* **The exercise**: Reproduce all entries verbatim, with nothing added or dropped.

┌─ Items

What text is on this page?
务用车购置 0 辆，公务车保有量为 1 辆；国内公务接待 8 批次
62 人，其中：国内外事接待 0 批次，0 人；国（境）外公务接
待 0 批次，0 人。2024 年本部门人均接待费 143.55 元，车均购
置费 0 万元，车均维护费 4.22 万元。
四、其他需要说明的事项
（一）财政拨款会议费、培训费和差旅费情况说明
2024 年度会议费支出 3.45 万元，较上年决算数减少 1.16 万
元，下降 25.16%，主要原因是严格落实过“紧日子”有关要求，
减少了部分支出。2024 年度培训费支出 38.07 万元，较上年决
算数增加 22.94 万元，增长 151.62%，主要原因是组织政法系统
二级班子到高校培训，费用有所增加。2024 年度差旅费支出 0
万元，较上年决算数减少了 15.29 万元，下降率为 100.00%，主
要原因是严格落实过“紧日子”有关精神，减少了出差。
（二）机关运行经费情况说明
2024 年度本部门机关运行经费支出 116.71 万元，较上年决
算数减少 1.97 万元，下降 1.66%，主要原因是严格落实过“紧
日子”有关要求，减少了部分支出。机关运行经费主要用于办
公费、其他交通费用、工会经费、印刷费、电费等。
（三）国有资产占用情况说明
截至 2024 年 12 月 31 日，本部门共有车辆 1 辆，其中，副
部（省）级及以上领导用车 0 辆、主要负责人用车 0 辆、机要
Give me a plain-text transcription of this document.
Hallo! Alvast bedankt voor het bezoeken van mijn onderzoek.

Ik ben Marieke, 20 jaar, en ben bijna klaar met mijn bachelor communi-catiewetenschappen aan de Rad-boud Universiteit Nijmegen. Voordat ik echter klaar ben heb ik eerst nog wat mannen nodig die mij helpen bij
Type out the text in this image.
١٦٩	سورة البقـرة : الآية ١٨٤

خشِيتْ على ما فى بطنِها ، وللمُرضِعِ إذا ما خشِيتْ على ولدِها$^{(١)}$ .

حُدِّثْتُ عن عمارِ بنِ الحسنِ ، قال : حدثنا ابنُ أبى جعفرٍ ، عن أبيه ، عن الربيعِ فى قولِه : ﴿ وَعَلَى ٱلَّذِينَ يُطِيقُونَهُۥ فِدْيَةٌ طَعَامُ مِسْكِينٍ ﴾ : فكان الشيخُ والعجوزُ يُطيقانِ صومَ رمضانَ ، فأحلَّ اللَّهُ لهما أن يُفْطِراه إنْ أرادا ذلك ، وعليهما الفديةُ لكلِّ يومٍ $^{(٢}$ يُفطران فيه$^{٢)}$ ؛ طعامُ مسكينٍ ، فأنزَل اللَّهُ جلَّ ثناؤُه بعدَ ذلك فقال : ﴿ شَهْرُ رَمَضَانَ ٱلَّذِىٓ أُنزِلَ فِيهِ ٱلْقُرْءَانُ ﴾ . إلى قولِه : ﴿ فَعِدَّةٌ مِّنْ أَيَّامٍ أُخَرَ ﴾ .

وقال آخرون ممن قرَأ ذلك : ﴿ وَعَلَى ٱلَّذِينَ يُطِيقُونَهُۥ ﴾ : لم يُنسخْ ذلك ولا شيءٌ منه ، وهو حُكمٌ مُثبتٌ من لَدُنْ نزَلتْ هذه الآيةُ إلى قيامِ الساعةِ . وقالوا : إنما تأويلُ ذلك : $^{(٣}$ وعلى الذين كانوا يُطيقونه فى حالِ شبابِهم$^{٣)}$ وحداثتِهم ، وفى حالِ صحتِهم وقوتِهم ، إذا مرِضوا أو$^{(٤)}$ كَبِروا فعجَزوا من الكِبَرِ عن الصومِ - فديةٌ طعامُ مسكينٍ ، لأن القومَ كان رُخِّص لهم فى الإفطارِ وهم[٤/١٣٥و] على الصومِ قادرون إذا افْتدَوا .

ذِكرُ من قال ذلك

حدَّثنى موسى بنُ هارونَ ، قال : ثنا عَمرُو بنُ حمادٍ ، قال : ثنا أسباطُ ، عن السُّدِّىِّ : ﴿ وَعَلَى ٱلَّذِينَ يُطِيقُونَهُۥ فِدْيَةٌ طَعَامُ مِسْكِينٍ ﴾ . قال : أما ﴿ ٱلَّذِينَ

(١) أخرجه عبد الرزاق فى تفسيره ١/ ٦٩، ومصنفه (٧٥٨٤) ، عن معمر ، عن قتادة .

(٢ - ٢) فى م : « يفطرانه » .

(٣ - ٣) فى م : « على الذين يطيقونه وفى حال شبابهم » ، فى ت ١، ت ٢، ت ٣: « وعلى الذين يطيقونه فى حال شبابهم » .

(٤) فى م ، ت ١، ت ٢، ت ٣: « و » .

└─

* **Task response**:
What text is on this page?
务用车购置 0 辆，公务车保有量为 1 辆；国内公务接待 8 批次
62 人，其中：国内外事接待 0 批次，0 人；国（境）外公务接
待 0 批次，0 人。2024 年本部门人均接待费 143.55 元，车均购
置费 0 万元，车均维护费 4.22 万元。
四、其他需要说明的事项
（一）财政拨款会议费、培训费和差旅费情况说明
2024 年度会议费支出 3.45 万元，较上年决算数减少 1.16 万
元，下降 25.16%，主要原因是严格落实过“紧日子”有关要求，
减少了部分支出。2024 年度培训费支出 38.07 万元，较上年决
算数增加 22.94 万元，增长 151.62%，主要原因是组织政法系统
二级班子到高校培训，费用有所增加。2024 年度差旅费支出 0
万元，较上年决算数减少了 15.29 万元，下降率为 100.00%，主
要原因是严格落实过“紧日子”有关精神，减少了出差。
（二）机关运行经费情况说明
2024 年度本部门机关运行经费支出 116.71 万元，较上年决
算数减少 1.97 万元，下降 1.66%，主要原因是严格落实过“紧
日子”有关要求，减少了部分支出。机关运行经费主要用于办
公费、其他交通费用、工会经费、印刷费、电费等。
（三）国有资产占用情况说明
截至 2024 年 12 月 31 日，本部门共有车辆 1 辆，其中，副
部（省）级及以上领导用车 0 辆、主要负责人用车 0 辆、机要
Give me a plain-text transcription of this document.
Hallo! Alvast bedankt voor het bezoeken van mijn onderzoek.

Ik ben Marieke, 20 jaar, en ben bijna klaar met mijn bachelor communi-catiewetenschappen aan de Rad-boud Universiteit Nijmegen. Voordat ik echter klaar ben heb ik eerst nog wat mannen nodig die mij helpen bij
Type out the text in this image.
١٦٩	سورة البقـرة : الآية ١٨٤

خشِيتْ على ما فى بطنِها ، وللمُرضِعِ إذا ما خشِيتْ على ولدِها$^{(١)}$ .

حُدِّثْتُ عن عمارِ بنِ الحسنِ ، قال : حدثنا ابنُ أبى جعفرٍ ، عن أبيه ، عن الربيعِ فى قولِه : ﴿ وَعَلَى ٱلَّذِينَ يُطِيقُونَهُۥ فِدْيَةٌ طَعَامُ مِسْكِينٍ ﴾ : فكان الشيخُ والعجوزُ يُطيقانِ صومَ رمضانَ ، فأحلَّ اللَّهُ لهما أن يُفْطِراه إنْ أرادا ذلك ، وعليهما الفديةُ لكلِّ يومٍ $^{(٢}$ يُفطران فيه$^{٢)}$ ؛ طعامُ مسكينٍ ، فأنزَل اللَّهُ جلَّ ثناؤُه بعدَ ذلك فقال : ﴿ شَهْرُ رَمَضَانَ ٱلَّذِىٓ أُنزِلَ فِيهِ ٱلْقُرْءَانُ ﴾ . إلى قولِه : ﴿ فَعِدَّةٌ مِّنْ أَيَّامٍ أُخَرَ ﴾ .

وقال آخرون ممن قرَأ ذلك : ﴿ وَعَلَى ٱلَّذِينَ يُطِيقُونَهُۥ ﴾ : لم يُنسخْ ذلك ولا شيءٌ منه ، وهو حُكمٌ مُثبتٌ من لَدُنْ نزَلتْ هذه الآيةُ إلى قيامِ الساعةِ . وقالوا : إنما تأويلُ ذلك : $^{(٣}$ وعلى الذين كانوا يُطيقونه فى حالِ شبابِهم$^{٣)}$ وحداثتِهم ، وفى حالِ صحتِهم وقوتِهم ، إذا مرِضوا أو$^{(٤)}$ كَبِروا فعجَزوا من الكِبَرِ عن الصومِ - فديةٌ طعامُ مسكينٍ ، لأن القومَ كان رُخِّص لهم فى الإفطارِ وهم[٤/١٣٥و] على الصومِ قادرون إذا افْتدَوا .

ذِكرُ من قال ذلك

حدَّثنى موسى بنُ هارونَ ، قال : ثنا عَمرُو بنُ حمادٍ ، قال : ثنا أسباطُ ، عن السُّدِّىِّ : ﴿ وَعَلَى ٱلَّذِينَ يُطِيقُونَهُۥ فِدْيَةٌ طَعَامُ مِسْكِينٍ ﴾ . قال : أما ﴿ ٱلَّذِينَ

(١) أخرجه عبد الرزاق فى تفسيره ١/ ٦٩، ومصنفه (٧٥٨٤) ، عن معمر ، عن قتادة .

(٢ - ٢) فى م : « يفطرانه » .

(٣ - ٣) فى م : « على الذين يطيقونه وفى حال شبابهم » ، فى ت ١، ت ٢، ت ٣: « وعلى الذين يطيقونه فى حال شبابهم » .

(٤) فى م ، ت ١، ت ٢، ت ٣: « و » .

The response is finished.